_TÂCHES À RÉALISER_:
A) Dans les commentaires de blog, quelle partie du texte *isadora* dit-elle avoir lue au travail ?
B) Écrivez la suite des commentaires de blog à partir de leur dernière phrase.

Anonymous Anonyme said...

Quel talent tu as !

J'ai adoré te lire. J'ai soupiré d'aise en arrivant en ville avec toi.

Et Dieu sait que moi qui suis du Nord, j'ai été heureuse de partir d'un morceau de Côte d'Opale peu sympathique où j'ai passé les pires années de ma vie !!

4/10/06 12:43  
Anonymous Anonyme said...

Quel beau texte !
Et moi aussi je l'aime cette descente sur l'autoroute, vers la ville encore au loin, avec le passage sur ce pont un peu étroit...

4/10/06 21:40  
Blogger *isadora* said...

Je n'ai pas tout lu (pas le temps au travail), juste l'arrivée à Grenoble. Qui me ramène à mon enfance aussi...
Alors je lis tout ce soir à la maison, et je te dis merci pour ce morceau de madeleine matinale :)

5/10/06 08:52  
Blogger Anitta said...

Je suis sonnée. Happée par ta descente vertigineuse le long de l'autoroute (partir sans se retourner, tout de même... les éoliennes d'min coin ne te disent pas merci !), bouleversée par les retrouvailles de la ville endormie, subjuguée par les pensées qui se font nôtres d'être tiennes... Et en attente, comme toi, sur un parking désert et les valises à descendre. Jusqu'à quand ? Merci. De ce voyage et cette émotion.

5/10/06 16:48  
Blogger bricol-girl said...

Un lien entre le mariage réussi précédent et l'arrivée avec les enfants sur le parking. Un vrai plaisir matinal de te lire.

5/10/06 18:26  
Blogger FD-Labaroline said...

* Soeur Anne, non, la Côte d'Opale ne te laisse pas QUE des mauvais souvenirs, quand même...

* bienvenue Marmotte-voisine ! Comment ça va chez toi ?

* Isadora, prend ton temps, le texte est là et ne bougera pas !

* Ah, Anitta, je sentais bien à ce moment-là que je n'étais pas seule ,qu'il y avait comme une présence amie invisible... tu sais donc te transformer ?!

_DONNÉES BRUTES_:
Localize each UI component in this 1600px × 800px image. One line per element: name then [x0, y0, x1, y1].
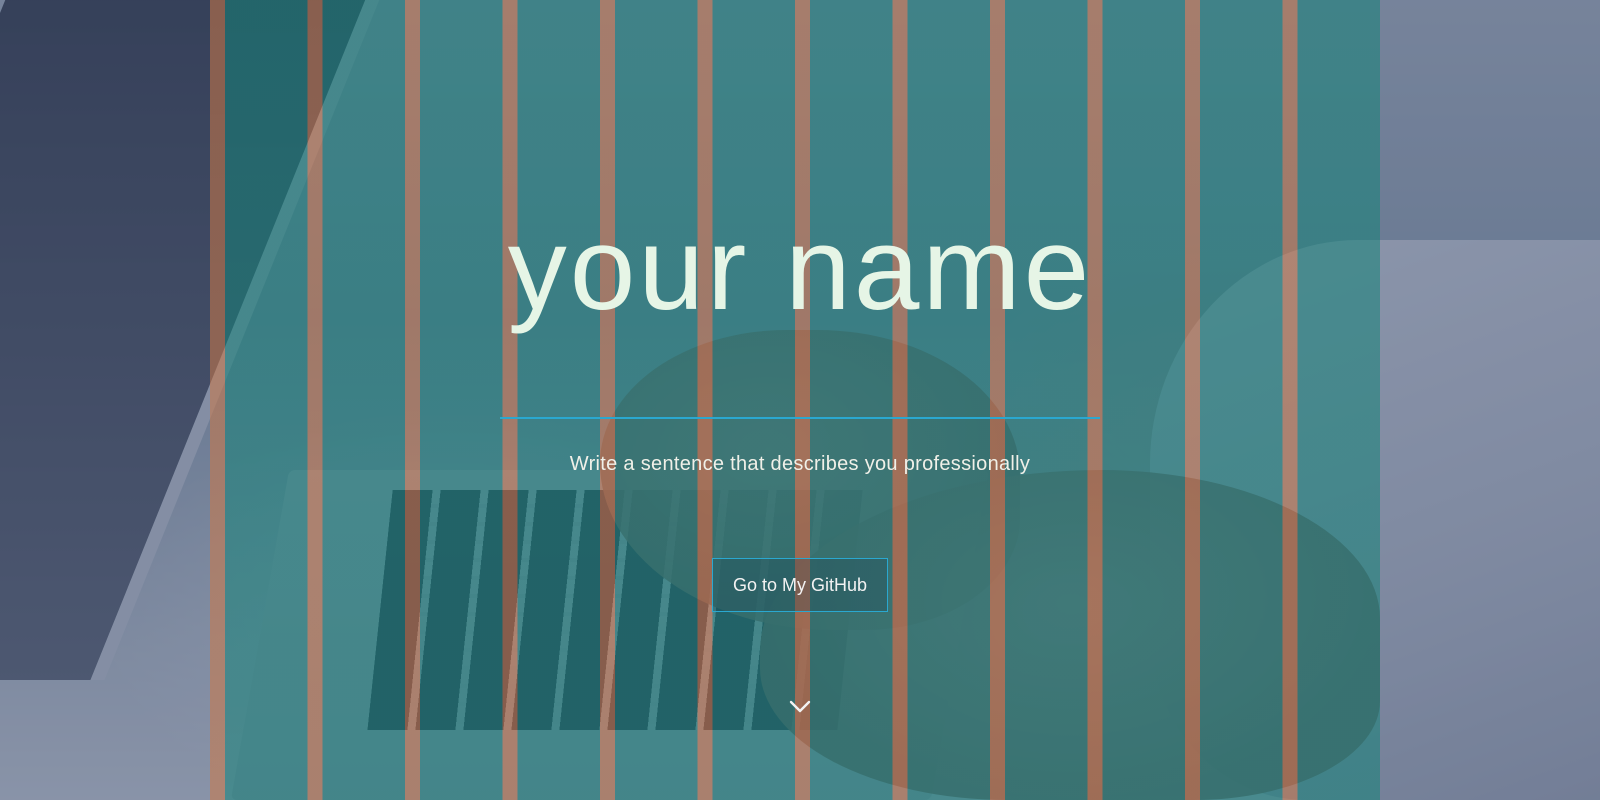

_LES RÉSULTATS_:
A) Seulement l'arrivée à Grenoble.

B)
* DM, si ça se trouve même on se connait ! ou plutôt on se serait connues, rencontrées, croisées certainement ! Grenoble est en fait un tout petit monde... et si "on" trouve les Dôphinôa peu chaleureux, c'est que "on" n'est pas allé en Savoie...là c'est ôt'choooz'hein !

Bricol'girl, comme quoi, on peut avoir une belle cérémonie de mariage et avoir des années de couple toutes creuses derrière...;-(

6/10/06 08:09  
Blogger FD-Labaroline said...

DM, jeunotte : EM : 81-83, Conservatoire, là par contre on a du se croiser, 86-89. Et puis après ma promo est passée "pro" et moi je suis retournée me concentrer sur mes "vraies" études (parceque le théatre, bien sûr, ce n'est pas un "vrai" métier !)
C'est drôle, on se croirait sur Copainsdavant ;-D
Bah, tu bosses pas ce matin ?

6/10/06 09:45  
Anonymous Anonyme said...

moi c'est plutôt quand je vois les falaises de Douvres que je respire.
pourtant je n'en suis pas trés loin
mais même dans sa propre région on peut être un immigré!!

6/10/06 18:16  
Blogger tanette said...

Quel beau récit, plein de talent, d'émotions de vérité. Bon retour dans cette ville que je ne connais pas.

7/10/06 13:36  
Blogger bricol-girl said...

Je viens d'entr' ouvrir les archives, je me sens un peu indiscrète, je ne comprends pas trés bien tout ce qui n'est pas dit mais les textes m'emportent.

10/10/06 15:11  
Blogger FD-Labaroline said...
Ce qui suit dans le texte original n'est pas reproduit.